[start Stored data]
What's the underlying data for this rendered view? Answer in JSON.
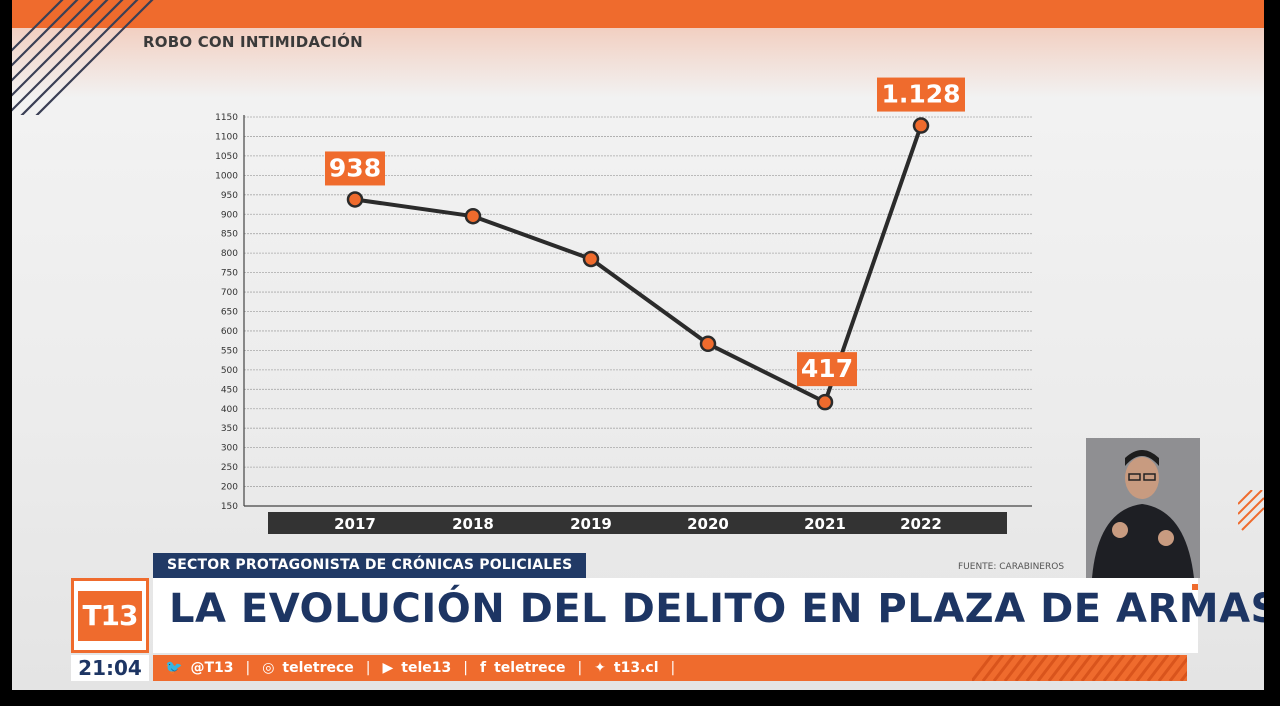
{
  "section_title": "ROBO CON INTIMIDACIÓN",
  "chart_data": {
    "type": "line",
    "title": "ROBO CON INTIMIDACIÓN",
    "categories": [
      "2017",
      "2018",
      "2019",
      "2020",
      "2021",
      "2022"
    ],
    "values": [
      938,
      895,
      785,
      567,
      417,
      1128
    ],
    "labeled_points": [
      {
        "index": 0,
        "label": "938"
      },
      {
        "index": 4,
        "label": "417"
      },
      {
        "index": 5,
        "label": "1.128"
      }
    ],
    "yticks": [
      150,
      200,
      250,
      300,
      350,
      400,
      450,
      500,
      550,
      600,
      650,
      700,
      750,
      800,
      850,
      900,
      950,
      1000,
      1050,
      1100,
      1150
    ],
    "ylim": [
      150,
      1150
    ],
    "grid": true,
    "colors": {
      "line": "#2b2b2b",
      "marker": "#ef6b2d",
      "label_bg": "#ef6b2d",
      "axis_band": "#333333"
    }
  },
  "source": "FUENTE: CARABINEROS",
  "subtitle_tag": "SECTOR PROTAGONISTA DE CRÓNICAS POLICIALES",
  "headline": "LA EVOLUCIÓN DEL DELITO EN PLAZA DE ARMAS",
  "logo_text": "T13",
  "clock": "21:04",
  "social": [
    {
      "icon": "twitter-icon",
      "glyph": "🐦",
      "label": "@T13"
    },
    {
      "icon": "instagram-icon",
      "glyph": "◎",
      "label": "teletrece"
    },
    {
      "icon": "youtube-icon",
      "glyph": "▶",
      "label": "tele13"
    },
    {
      "icon": "facebook-icon",
      "glyph": "f",
      "label": "teletrece"
    },
    {
      "icon": "web-icon",
      "glyph": "✦",
      "label": "t13.cl"
    }
  ],
  "colors": {
    "brand_orange": "#ef6b2d",
    "brand_navy": "#1d3563",
    "tag_bg": "#213a66"
  }
}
[end Stored data]
▸ Work required: Skip the pictures, then retype every line above exactly.

▸ Task response:
What's the underlying data for this rendered view? Answer in JSON.
{
  "section_title": "ROBO CON INTIMIDACIÓN",
  "chart_data": {
    "type": "line",
    "title": "ROBO CON INTIMIDACIÓN",
    "categories": [
      "2017",
      "2018",
      "2019",
      "2020",
      "2021",
      "2022"
    ],
    "values": [
      938,
      895,
      785,
      567,
      417,
      1128
    ],
    "labeled_points": [
      {
        "index": 0,
        "label": "938"
      },
      {
        "index": 4,
        "label": "417"
      },
      {
        "index": 5,
        "label": "1.128"
      }
    ],
    "yticks": [
      150,
      200,
      250,
      300,
      350,
      400,
      450,
      500,
      550,
      600,
      650,
      700,
      750,
      800,
      850,
      900,
      950,
      1000,
      1050,
      1100,
      1150
    ],
    "ylim": [
      150,
      1150
    ],
    "grid": true,
    "colors": {
      "line": "#2b2b2b",
      "marker": "#ef6b2d",
      "label_bg": "#ef6b2d",
      "axis_band": "#333333"
    }
  },
  "source": "FUENTE: CARABINEROS",
  "subtitle_tag": "SECTOR PROTAGONISTA DE CRÓNICAS POLICIALES",
  "headline": "LA EVOLUCIÓN DEL DELITO EN PLAZA DE ARMAS",
  "logo_text": "T13",
  "clock": "21:04",
  "social": [
    {
      "icon": "twitter-icon",
      "glyph": "🐦",
      "label": "@T13"
    },
    {
      "icon": "instagram-icon",
      "glyph": "◎",
      "label": "teletrece"
    },
    {
      "icon": "youtube-icon",
      "glyph": "▶",
      "label": "tele13"
    },
    {
      "icon": "facebook-icon",
      "glyph": "f",
      "label": "teletrece"
    },
    {
      "icon": "web-icon",
      "glyph": "✦",
      "label": "t13.cl"
    }
  ],
  "colors": {
    "brand_orange": "#ef6b2d",
    "brand_navy": "#1d3563",
    "tag_bg": "#213a66"
  }
}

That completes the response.